● **WHAT YOU HAVE TO DO**
Write out the listing beneath this instruction in its entirety, exactly as it reads.

(Stored records)

——

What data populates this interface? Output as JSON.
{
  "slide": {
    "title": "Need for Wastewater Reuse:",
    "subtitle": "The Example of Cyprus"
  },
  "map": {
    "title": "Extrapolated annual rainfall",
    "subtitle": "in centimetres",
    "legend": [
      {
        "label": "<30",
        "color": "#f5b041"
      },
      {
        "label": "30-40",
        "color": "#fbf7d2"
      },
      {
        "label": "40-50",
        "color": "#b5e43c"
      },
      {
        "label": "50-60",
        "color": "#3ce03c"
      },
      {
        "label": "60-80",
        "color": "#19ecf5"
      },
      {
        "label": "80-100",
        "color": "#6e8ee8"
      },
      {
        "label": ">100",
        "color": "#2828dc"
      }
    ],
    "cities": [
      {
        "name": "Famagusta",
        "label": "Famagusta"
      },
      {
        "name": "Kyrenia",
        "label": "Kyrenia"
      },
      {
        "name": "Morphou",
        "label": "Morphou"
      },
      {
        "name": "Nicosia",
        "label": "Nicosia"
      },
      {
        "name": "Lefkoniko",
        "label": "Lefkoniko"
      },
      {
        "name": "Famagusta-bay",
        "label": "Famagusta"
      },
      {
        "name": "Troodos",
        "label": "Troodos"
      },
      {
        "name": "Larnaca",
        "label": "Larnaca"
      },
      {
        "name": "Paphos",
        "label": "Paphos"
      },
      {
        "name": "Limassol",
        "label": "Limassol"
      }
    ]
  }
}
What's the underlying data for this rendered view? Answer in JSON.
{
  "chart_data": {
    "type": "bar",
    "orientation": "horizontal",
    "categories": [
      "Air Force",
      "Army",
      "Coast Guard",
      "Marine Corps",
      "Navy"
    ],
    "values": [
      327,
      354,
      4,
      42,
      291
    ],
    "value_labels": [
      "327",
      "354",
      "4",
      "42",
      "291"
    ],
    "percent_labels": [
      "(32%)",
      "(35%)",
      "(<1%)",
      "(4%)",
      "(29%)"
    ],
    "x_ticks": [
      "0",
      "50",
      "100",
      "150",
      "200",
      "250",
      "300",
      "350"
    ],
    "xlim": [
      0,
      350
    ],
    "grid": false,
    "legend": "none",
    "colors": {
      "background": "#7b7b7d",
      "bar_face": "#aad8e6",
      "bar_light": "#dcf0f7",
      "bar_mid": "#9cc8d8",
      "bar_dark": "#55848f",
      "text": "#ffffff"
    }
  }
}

——

● **EXERCISE OUTPUT**
What data populates this interface? Output as JSON.
{
  "slide": {
    "title": "Need for Wastewater Reuse:",
    "subtitle": "The Example of Cyprus"
  },
  "map": {
    "title": "Extrapolated annual rainfall",
    "subtitle": "in centimetres",
    "legend": [
      {
        "label": "<30",
        "color": "#f5b041"
      },
      {
        "label": "30-40",
        "color": "#fbf7d2"
      },
      {
        "label": "40-50",
        "color": "#b5e43c"
      },
      {
        "label": "50-60",
        "color": "#3ce03c"
      },
      {
        "label": "60-80",
        "color": "#19ecf5"
      },
      {
        "label": "80-100",
        "color": "#6e8ee8"
      },
      {
        "label": ">100",
        "color": "#2828dc"
      }
    ],
    "cities": [
      {
        "name": "Famagusta",
        "label": "Famagusta"
      },
      {
        "name": "Kyrenia",
        "label": "Kyrenia"
      },
      {
        "name": "Morphou",
        "label": "Morphou"
      },
      {
        "name": "Nicosia",
        "label": "Nicosia"
      },
      {
        "name": "Lefkoniko",
        "label": "Lefkoniko"
      },
      {
        "name": "Famagusta-bay",
        "label": "Famagusta"
      },
      {
        "name": "Troodos",
        "label": "Troodos"
      },
      {
        "name": "Larnaca",
        "label": "Larnaca"
      },
      {
        "name": "Paphos",
        "label": "Paphos"
      },
      {
        "name": "Limassol",
        "label": "Limassol"
      }
    ]
  }
}
What's the underlying data for this rendered view? Answer in JSON.
{
  "chart_data": {
    "type": "bar",
    "orientation": "horizontal",
    "categories": [
      "Air Force",
      "Army",
      "Coast Guard",
      "Marine Corps",
      "Navy"
    ],
    "values": [
      327,
      354,
      4,
      42,
      291
    ],
    "value_labels": [
      "327",
      "354",
      "4",
      "42",
      "291"
    ],
    "percent_labels": [
      "(32%)",
      "(35%)",
      "(<1%)",
      "(4%)",
      "(29%)"
    ],
    "x_ticks": [
      "0",
      "50",
      "100",
      "150",
      "200",
      "250",
      "300",
      "350"
    ],
    "xlim": [
      0,
      350
    ],
    "grid": false,
    "legend": "none",
    "colors": {
      "background": "#7b7b7d",
      "bar_face": "#aad8e6",
      "bar_light": "#dcf0f7",
      "bar_mid": "#9cc8d8",
      "bar_dark": "#55848f",
      "text": "#ffffff"
    }
  }
}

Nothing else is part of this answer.